— REQUIRED TASK —
Return all lines that include the string "values".

◇ ◇ ◇ ◇ ◇

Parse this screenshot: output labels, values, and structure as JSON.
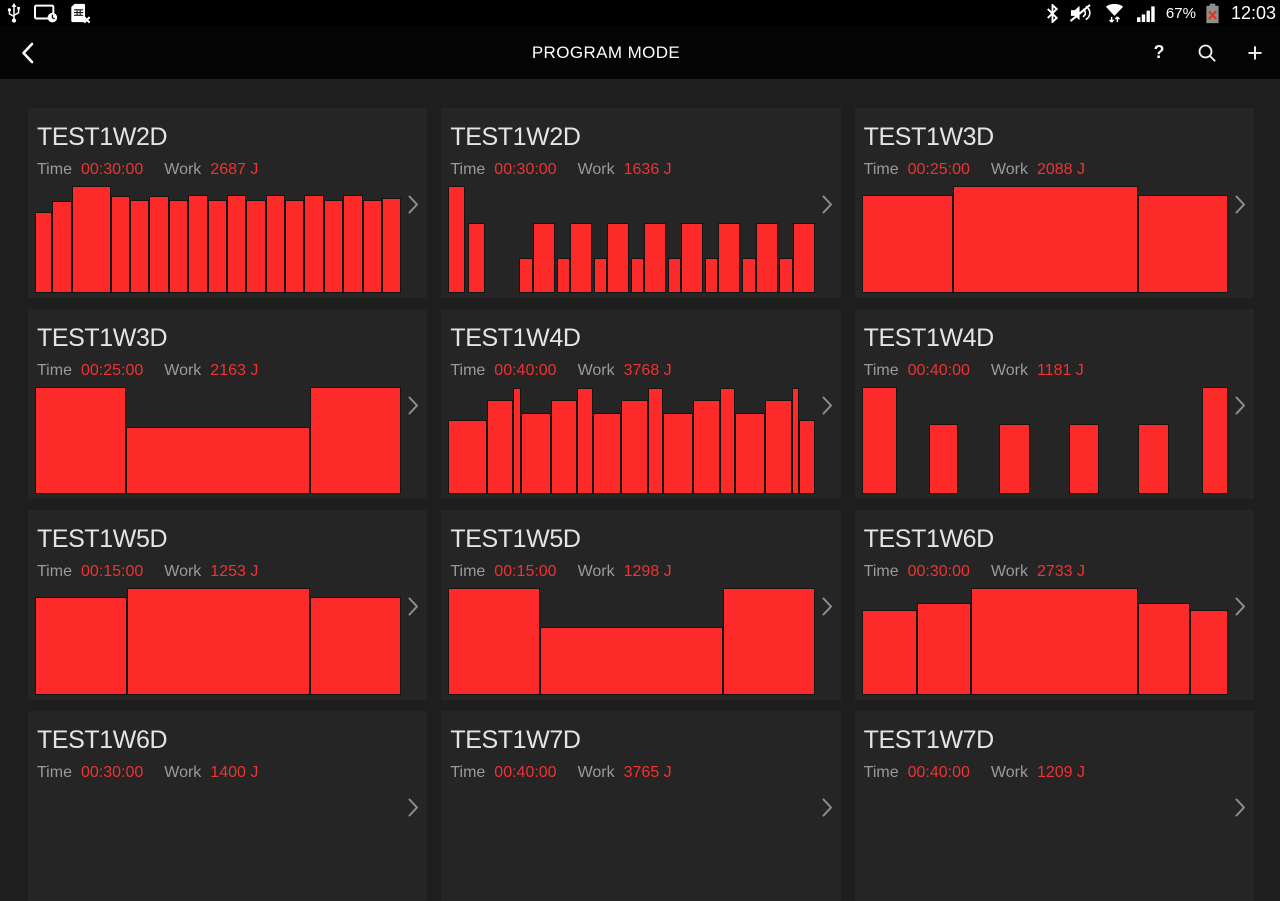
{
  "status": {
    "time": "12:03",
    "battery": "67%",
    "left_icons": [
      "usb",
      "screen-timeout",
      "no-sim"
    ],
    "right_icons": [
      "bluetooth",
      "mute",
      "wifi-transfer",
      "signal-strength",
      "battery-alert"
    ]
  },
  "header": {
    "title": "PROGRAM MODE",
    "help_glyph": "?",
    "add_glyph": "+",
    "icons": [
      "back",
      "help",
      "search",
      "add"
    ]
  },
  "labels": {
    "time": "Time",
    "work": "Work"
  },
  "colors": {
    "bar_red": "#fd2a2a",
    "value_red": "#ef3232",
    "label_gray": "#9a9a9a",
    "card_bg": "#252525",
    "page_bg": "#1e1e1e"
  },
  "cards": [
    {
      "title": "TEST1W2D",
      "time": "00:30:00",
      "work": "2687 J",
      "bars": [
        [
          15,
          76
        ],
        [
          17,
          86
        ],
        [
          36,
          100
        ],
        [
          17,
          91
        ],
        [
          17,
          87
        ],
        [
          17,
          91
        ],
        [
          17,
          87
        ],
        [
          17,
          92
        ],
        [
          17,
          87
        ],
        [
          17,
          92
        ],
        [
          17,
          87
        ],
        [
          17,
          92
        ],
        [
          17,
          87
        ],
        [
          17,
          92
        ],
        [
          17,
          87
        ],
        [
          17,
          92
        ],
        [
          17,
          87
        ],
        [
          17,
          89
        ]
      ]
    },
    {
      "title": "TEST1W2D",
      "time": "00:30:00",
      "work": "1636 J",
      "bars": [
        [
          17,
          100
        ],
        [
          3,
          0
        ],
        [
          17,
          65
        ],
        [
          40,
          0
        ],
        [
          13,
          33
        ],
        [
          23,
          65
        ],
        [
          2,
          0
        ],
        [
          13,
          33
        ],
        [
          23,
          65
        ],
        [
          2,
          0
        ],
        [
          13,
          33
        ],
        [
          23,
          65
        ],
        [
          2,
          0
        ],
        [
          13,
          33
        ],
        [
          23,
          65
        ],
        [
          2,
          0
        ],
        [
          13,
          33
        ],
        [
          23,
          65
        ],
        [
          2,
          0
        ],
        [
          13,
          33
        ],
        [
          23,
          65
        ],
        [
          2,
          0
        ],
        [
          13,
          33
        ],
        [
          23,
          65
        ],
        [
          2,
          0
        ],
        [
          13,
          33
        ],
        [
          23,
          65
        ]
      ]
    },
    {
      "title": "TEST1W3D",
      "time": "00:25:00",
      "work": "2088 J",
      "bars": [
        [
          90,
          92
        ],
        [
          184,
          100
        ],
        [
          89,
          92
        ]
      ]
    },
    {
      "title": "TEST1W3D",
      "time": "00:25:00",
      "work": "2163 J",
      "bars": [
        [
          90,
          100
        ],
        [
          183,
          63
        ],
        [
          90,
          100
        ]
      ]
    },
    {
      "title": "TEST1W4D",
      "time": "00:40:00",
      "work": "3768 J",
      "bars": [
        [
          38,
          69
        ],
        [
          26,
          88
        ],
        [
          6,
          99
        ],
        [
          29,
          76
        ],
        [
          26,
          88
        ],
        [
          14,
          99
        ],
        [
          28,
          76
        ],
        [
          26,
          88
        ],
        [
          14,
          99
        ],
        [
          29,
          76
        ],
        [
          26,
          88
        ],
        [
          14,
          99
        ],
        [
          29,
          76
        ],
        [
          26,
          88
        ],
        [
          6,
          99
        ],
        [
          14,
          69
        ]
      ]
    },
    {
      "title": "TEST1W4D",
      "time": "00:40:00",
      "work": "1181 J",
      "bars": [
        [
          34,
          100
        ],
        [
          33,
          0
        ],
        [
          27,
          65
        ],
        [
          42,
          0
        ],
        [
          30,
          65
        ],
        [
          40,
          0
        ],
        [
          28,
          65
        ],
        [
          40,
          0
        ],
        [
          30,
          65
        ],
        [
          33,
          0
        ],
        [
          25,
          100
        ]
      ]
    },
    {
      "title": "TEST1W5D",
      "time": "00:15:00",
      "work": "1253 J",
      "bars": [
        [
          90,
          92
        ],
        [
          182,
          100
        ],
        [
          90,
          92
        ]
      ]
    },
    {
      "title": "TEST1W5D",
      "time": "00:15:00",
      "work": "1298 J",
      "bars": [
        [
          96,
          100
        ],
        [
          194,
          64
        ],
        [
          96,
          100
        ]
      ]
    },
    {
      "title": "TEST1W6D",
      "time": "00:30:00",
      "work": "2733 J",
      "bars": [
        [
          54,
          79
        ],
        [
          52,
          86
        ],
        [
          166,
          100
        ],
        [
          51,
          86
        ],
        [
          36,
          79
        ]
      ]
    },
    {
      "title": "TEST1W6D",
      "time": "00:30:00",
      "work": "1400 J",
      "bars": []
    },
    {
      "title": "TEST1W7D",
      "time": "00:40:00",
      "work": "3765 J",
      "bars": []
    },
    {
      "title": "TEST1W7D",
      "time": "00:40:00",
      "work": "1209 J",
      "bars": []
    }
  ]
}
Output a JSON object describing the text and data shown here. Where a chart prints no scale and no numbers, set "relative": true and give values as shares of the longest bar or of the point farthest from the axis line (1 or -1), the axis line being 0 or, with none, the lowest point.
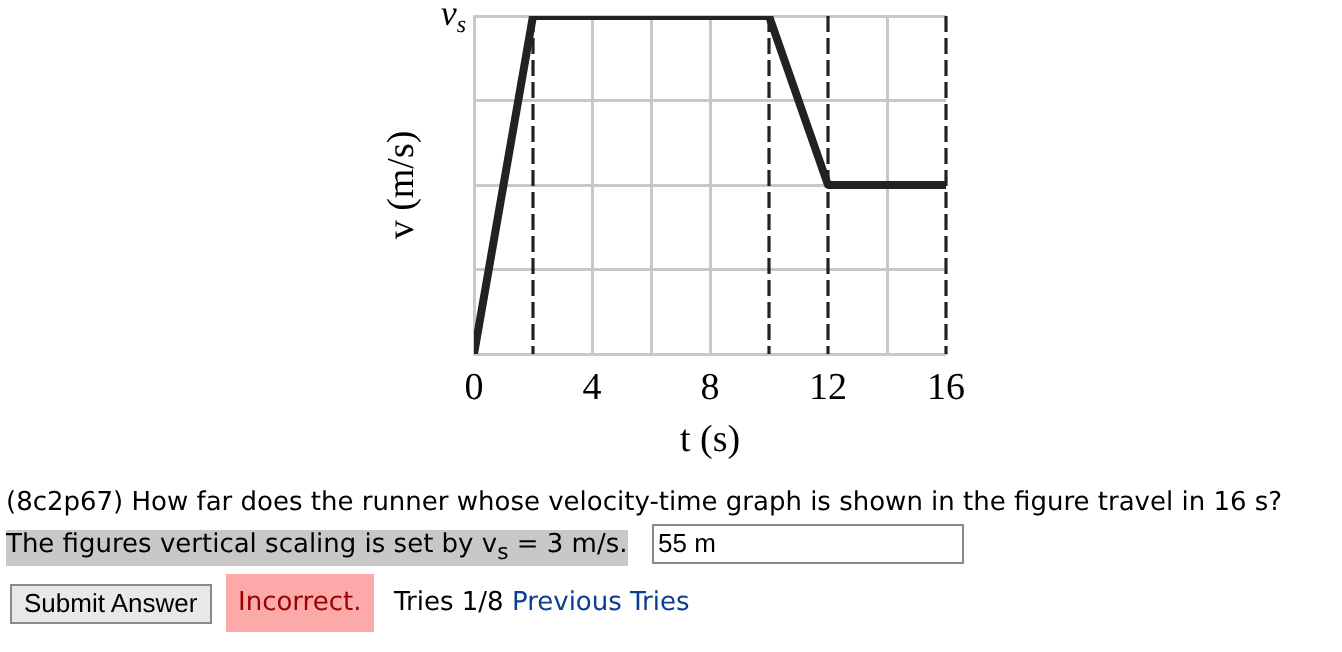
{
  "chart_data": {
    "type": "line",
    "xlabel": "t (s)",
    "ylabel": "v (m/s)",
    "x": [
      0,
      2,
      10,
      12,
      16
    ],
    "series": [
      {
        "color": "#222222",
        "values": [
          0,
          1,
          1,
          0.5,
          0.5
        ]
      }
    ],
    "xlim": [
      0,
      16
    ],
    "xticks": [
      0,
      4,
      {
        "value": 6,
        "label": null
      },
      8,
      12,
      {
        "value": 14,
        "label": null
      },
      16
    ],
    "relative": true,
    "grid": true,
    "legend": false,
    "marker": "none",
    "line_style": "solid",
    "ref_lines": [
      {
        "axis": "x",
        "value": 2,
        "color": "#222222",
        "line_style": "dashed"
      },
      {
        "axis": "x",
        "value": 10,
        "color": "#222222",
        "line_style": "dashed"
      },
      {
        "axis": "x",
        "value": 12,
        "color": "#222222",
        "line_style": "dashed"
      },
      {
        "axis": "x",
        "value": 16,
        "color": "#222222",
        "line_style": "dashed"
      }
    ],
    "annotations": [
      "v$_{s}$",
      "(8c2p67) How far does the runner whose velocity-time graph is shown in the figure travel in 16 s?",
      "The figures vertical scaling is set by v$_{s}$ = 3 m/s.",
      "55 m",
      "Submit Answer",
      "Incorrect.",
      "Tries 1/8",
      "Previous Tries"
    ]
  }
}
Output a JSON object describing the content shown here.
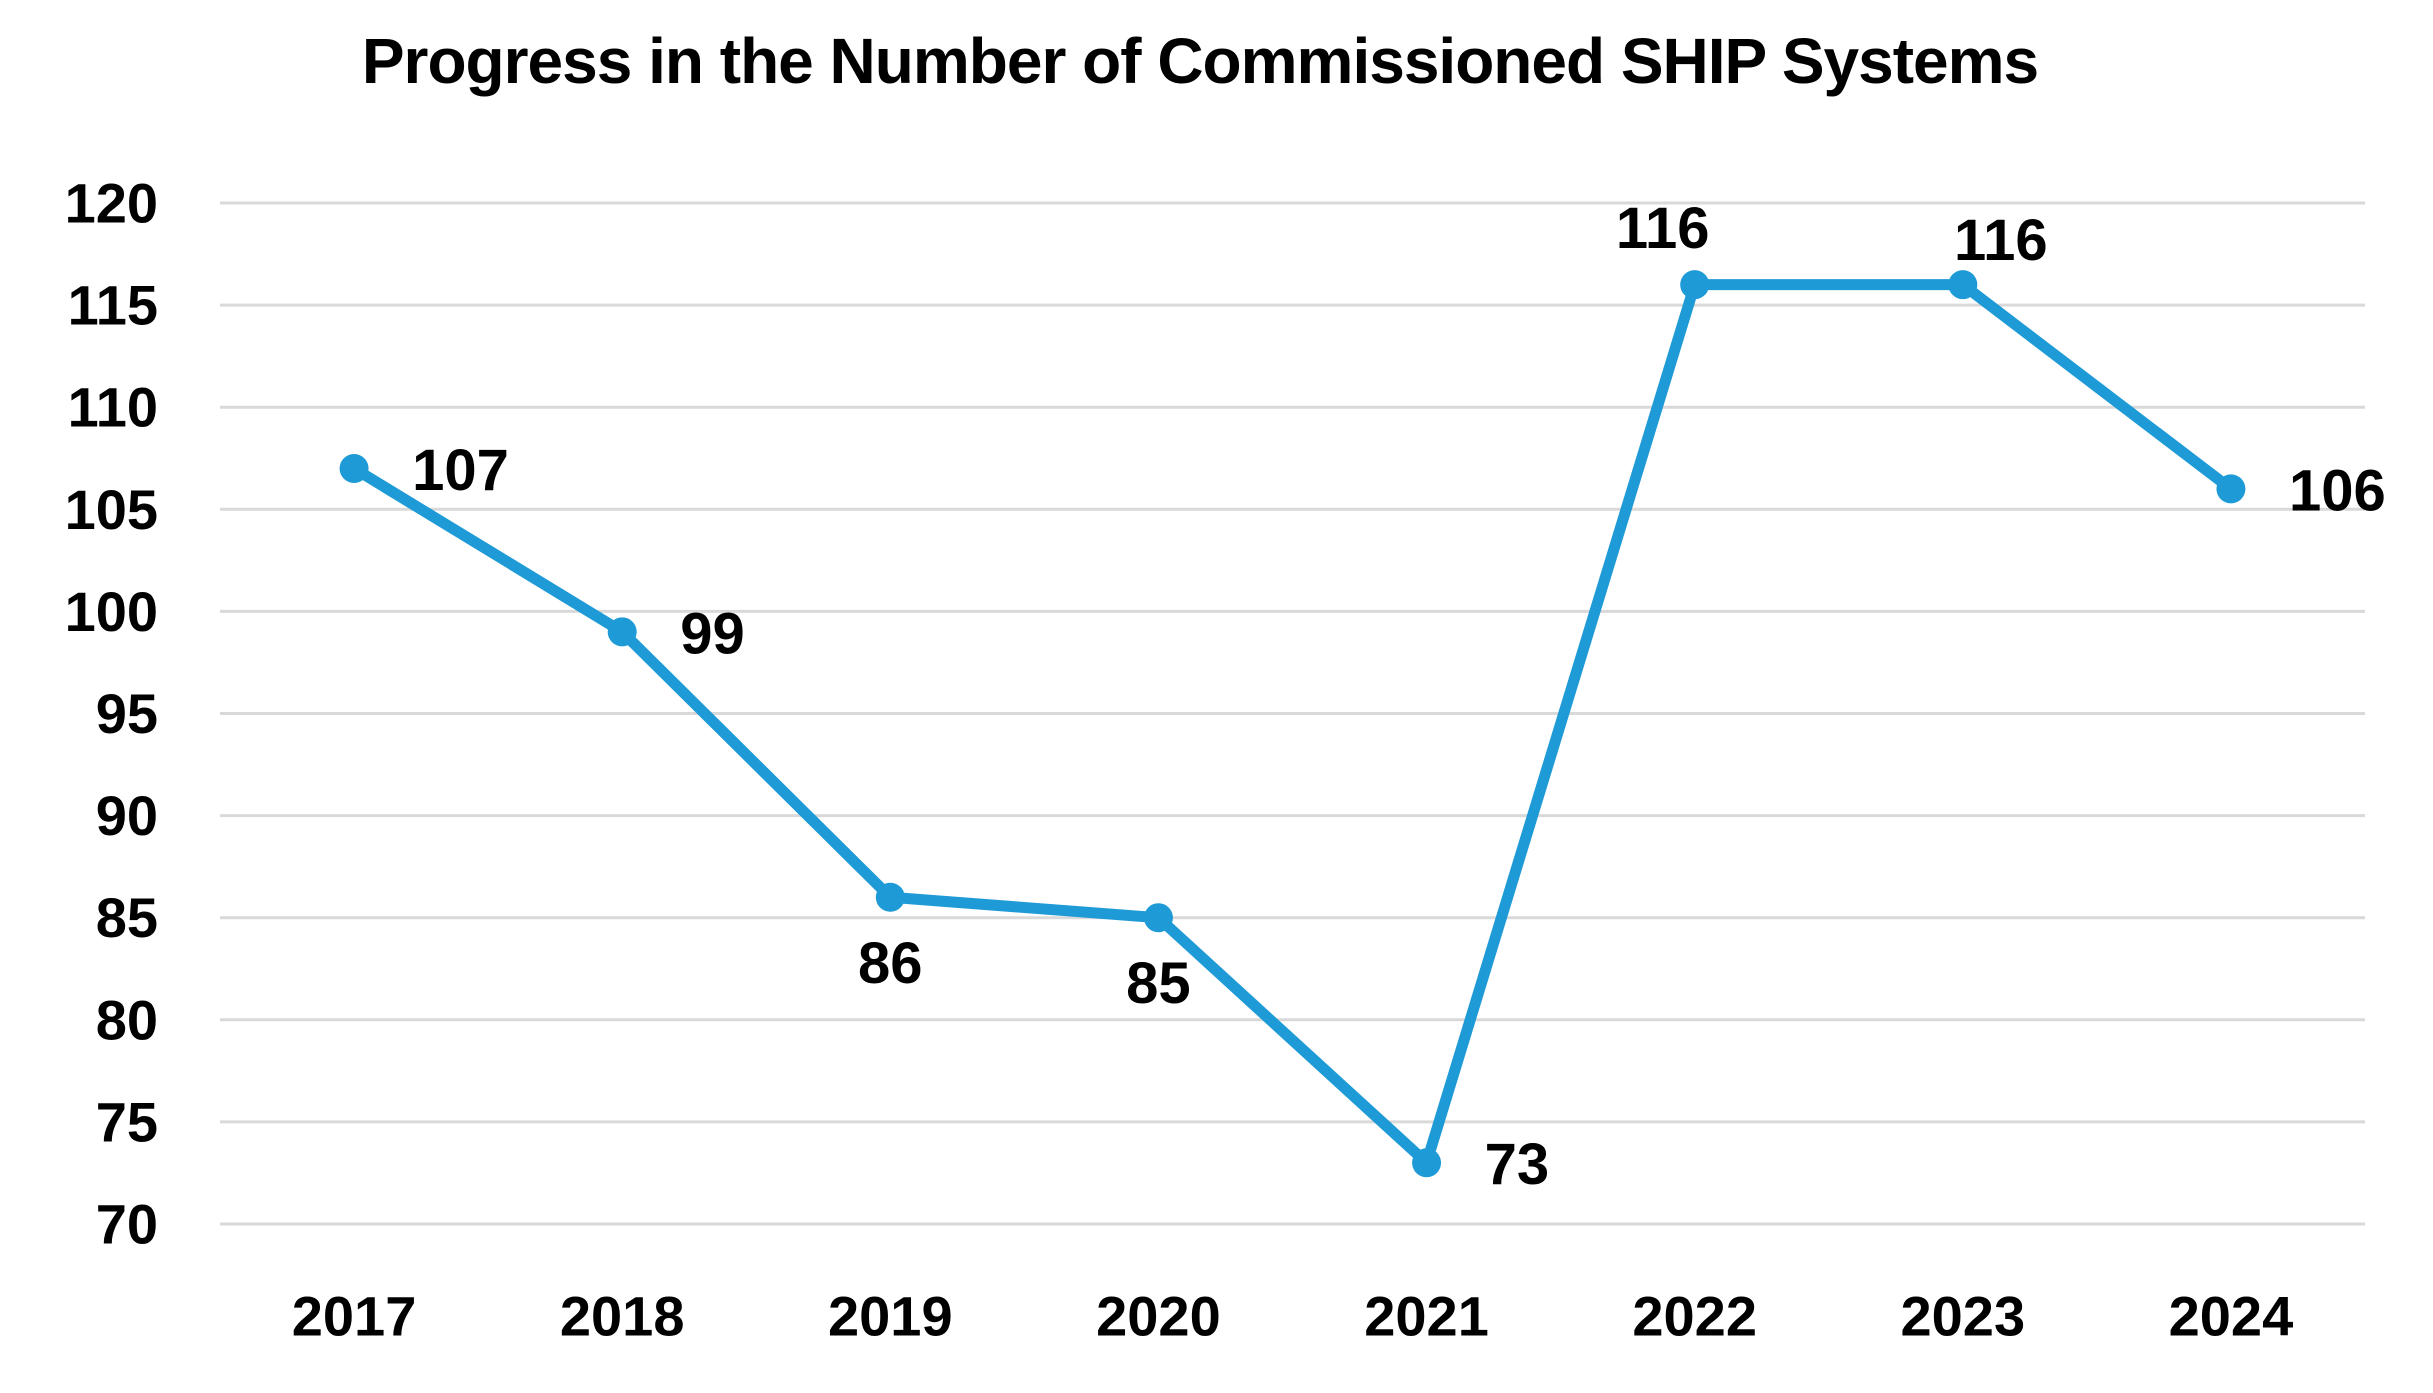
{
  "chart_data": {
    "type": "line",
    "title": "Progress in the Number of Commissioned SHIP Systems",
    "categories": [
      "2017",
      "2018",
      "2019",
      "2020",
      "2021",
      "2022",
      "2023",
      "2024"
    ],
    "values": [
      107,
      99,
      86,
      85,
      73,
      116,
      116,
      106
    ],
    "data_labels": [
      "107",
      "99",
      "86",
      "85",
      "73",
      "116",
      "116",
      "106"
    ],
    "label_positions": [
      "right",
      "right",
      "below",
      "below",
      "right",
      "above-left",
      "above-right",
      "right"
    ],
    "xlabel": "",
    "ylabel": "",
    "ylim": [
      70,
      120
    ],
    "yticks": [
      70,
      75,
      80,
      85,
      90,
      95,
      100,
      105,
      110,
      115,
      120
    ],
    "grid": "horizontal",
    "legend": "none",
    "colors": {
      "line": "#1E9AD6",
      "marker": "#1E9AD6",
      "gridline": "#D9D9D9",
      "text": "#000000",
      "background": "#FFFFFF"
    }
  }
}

◇ ◇ ◇ ◇ ◇

— FULL SOLUTION —
Parse this screenshot: output labels, values, and structure as JSON.
Output a JSON object describing the text and data shown here. Where a chart prints no scale and no numbers, set "relative": true and give values as shares of the longest bar or of the point farthest from the axis line (1 or -1), the axis line being 0 or, with none, the lowest point.
        "values": [
    "values": [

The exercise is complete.